Your objective: List every line below containing "Daily".

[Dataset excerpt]
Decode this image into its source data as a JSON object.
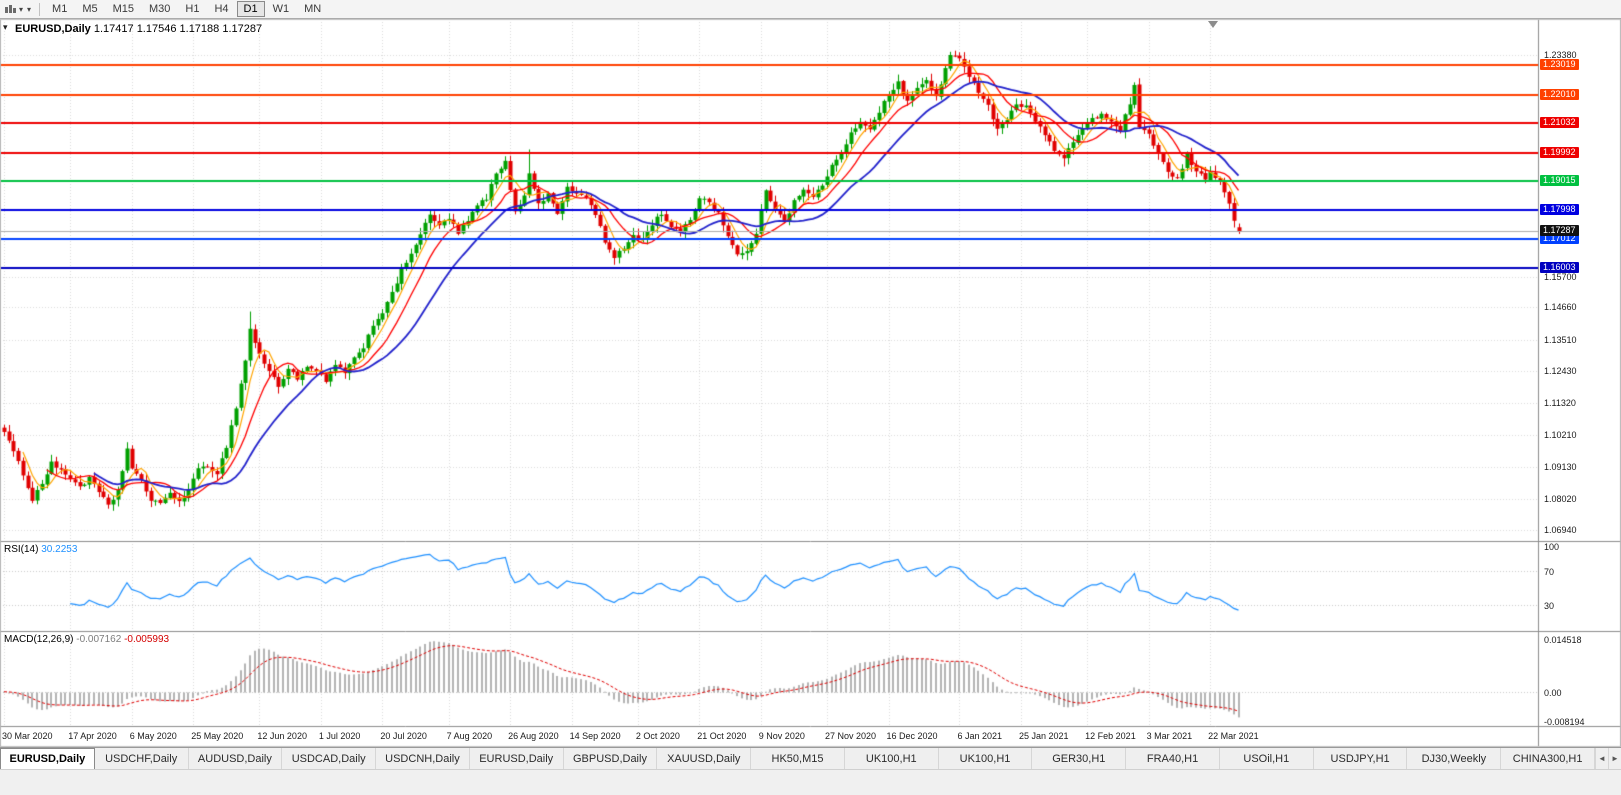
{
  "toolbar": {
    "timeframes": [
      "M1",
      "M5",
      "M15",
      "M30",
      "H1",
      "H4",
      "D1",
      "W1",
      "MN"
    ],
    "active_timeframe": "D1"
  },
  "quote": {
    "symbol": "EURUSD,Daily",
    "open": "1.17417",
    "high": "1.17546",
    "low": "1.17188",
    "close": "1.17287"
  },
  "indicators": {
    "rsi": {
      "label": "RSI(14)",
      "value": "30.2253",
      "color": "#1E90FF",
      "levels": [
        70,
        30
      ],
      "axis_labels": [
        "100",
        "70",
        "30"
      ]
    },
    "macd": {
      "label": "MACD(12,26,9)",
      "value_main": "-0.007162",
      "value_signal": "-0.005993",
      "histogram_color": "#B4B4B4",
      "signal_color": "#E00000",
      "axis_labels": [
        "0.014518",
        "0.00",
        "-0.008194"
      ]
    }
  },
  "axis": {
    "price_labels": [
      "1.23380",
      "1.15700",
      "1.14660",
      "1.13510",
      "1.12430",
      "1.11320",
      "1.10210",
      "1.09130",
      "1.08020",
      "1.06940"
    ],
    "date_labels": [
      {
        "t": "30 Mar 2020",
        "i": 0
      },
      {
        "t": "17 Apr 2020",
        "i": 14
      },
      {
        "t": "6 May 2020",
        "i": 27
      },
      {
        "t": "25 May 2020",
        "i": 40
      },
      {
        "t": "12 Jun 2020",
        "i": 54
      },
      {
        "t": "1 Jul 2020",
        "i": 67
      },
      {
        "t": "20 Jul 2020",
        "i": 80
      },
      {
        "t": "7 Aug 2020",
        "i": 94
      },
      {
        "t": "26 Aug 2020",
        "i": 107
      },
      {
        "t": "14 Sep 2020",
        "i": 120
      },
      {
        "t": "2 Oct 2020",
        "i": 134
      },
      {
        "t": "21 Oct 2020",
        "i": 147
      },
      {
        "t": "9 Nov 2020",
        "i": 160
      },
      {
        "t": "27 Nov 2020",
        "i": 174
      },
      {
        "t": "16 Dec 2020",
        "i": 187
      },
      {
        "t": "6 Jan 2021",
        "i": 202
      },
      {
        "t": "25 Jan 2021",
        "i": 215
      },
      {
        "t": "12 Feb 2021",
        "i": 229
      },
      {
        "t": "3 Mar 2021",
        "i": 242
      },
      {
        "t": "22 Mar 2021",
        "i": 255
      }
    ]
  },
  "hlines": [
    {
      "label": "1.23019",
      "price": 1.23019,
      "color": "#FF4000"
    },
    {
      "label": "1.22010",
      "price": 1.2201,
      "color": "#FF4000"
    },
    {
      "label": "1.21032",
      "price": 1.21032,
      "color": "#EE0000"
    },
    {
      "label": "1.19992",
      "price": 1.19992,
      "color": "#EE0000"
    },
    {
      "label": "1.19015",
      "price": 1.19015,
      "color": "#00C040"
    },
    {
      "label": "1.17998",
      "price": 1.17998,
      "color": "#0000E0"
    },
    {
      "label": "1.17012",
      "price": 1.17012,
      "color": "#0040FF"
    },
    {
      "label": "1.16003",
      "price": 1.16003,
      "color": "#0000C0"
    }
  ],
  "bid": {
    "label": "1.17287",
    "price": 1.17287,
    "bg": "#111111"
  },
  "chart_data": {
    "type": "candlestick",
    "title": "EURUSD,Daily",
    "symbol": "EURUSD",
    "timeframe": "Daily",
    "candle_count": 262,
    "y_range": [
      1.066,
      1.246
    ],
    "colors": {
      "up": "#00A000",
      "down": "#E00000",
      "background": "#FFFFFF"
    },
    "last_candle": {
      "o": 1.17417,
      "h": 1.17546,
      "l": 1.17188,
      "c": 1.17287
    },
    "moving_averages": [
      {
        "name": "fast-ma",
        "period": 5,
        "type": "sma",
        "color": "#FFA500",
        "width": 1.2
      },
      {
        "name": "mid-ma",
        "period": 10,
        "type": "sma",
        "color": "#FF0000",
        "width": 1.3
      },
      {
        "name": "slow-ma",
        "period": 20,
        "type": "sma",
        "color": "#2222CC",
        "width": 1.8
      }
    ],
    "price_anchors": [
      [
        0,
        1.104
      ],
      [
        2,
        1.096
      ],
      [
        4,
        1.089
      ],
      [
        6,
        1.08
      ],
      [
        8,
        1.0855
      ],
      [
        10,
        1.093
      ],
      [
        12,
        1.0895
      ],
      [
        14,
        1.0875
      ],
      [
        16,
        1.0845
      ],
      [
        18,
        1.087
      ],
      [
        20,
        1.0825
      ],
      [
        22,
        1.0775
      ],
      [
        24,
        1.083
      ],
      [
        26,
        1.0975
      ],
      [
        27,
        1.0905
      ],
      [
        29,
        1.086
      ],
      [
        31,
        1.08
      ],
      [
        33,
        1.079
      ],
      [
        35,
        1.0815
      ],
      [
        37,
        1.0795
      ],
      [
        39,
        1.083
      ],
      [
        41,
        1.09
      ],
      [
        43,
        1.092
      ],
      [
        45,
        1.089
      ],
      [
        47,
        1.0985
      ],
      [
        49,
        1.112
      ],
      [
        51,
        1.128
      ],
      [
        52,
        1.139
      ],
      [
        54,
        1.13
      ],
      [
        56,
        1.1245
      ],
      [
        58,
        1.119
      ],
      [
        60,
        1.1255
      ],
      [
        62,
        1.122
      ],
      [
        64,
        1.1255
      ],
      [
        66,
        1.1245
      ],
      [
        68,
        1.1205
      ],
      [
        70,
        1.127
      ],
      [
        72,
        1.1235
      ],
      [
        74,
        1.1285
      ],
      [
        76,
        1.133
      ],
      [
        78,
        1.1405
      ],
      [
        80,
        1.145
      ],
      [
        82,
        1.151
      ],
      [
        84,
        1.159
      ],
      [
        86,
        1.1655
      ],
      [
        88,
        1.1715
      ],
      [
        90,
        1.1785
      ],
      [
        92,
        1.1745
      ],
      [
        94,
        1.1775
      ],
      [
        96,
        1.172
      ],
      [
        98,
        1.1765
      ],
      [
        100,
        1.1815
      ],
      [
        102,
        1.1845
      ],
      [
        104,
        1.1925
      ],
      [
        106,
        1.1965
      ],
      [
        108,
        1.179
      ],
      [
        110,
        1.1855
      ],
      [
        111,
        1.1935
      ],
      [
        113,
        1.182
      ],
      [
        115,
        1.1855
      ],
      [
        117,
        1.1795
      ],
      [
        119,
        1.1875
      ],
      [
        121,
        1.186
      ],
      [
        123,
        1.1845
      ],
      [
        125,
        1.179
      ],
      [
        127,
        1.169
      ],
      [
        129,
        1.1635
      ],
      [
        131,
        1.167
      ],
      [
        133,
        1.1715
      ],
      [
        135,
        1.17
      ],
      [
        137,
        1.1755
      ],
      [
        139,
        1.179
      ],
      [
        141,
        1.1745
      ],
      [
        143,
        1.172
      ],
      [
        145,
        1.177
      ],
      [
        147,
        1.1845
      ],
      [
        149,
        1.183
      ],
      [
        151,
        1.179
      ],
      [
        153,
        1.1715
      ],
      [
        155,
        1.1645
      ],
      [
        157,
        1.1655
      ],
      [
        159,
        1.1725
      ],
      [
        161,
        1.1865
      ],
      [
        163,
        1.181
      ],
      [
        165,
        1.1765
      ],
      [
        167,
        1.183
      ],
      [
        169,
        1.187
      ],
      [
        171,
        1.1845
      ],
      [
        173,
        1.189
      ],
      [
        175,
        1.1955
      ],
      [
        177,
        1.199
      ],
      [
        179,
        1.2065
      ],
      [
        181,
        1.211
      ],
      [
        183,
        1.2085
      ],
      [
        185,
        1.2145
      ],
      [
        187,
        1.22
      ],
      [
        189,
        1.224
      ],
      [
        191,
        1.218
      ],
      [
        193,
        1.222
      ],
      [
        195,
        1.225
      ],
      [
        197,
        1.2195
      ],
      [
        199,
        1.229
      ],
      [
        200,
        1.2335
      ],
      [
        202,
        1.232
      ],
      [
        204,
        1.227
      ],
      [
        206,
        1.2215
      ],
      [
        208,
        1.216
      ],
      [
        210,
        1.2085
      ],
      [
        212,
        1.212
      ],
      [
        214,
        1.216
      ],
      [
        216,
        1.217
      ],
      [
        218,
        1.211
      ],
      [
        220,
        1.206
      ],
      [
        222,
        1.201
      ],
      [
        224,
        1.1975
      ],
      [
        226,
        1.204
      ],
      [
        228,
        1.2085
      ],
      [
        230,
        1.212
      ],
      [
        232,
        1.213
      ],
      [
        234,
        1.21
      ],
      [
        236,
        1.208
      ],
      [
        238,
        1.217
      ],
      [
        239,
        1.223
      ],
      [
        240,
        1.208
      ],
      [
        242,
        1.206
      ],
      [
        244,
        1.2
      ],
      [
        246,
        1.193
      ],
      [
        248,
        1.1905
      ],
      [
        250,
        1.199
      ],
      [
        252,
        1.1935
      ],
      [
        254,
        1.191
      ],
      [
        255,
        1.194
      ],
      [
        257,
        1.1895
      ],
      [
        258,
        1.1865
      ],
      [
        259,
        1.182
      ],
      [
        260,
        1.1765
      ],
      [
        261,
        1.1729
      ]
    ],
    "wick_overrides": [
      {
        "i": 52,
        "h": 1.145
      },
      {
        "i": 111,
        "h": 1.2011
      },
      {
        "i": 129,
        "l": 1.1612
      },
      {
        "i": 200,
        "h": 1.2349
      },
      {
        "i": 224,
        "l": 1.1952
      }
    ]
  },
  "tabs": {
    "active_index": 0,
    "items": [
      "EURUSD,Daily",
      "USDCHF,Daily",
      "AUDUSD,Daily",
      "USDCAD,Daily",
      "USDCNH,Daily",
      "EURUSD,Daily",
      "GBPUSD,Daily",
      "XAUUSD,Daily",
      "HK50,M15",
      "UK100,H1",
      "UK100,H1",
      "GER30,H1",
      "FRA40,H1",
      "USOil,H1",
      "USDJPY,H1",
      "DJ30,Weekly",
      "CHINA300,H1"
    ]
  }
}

Output of the exercise:
    "symbol": "EURUSD,Daily",
    "title": "EURUSD,Daily",
    "timeframe": "Daily",
      "EURUSD,Daily",
      "USDCHF,Daily",
      "AUDUSD,Daily",
      "USDCAD,Daily",
      "USDCNH,Daily",
      "EURUSD,Daily",
      "GBPUSD,Daily",
      "XAUUSD,Daily",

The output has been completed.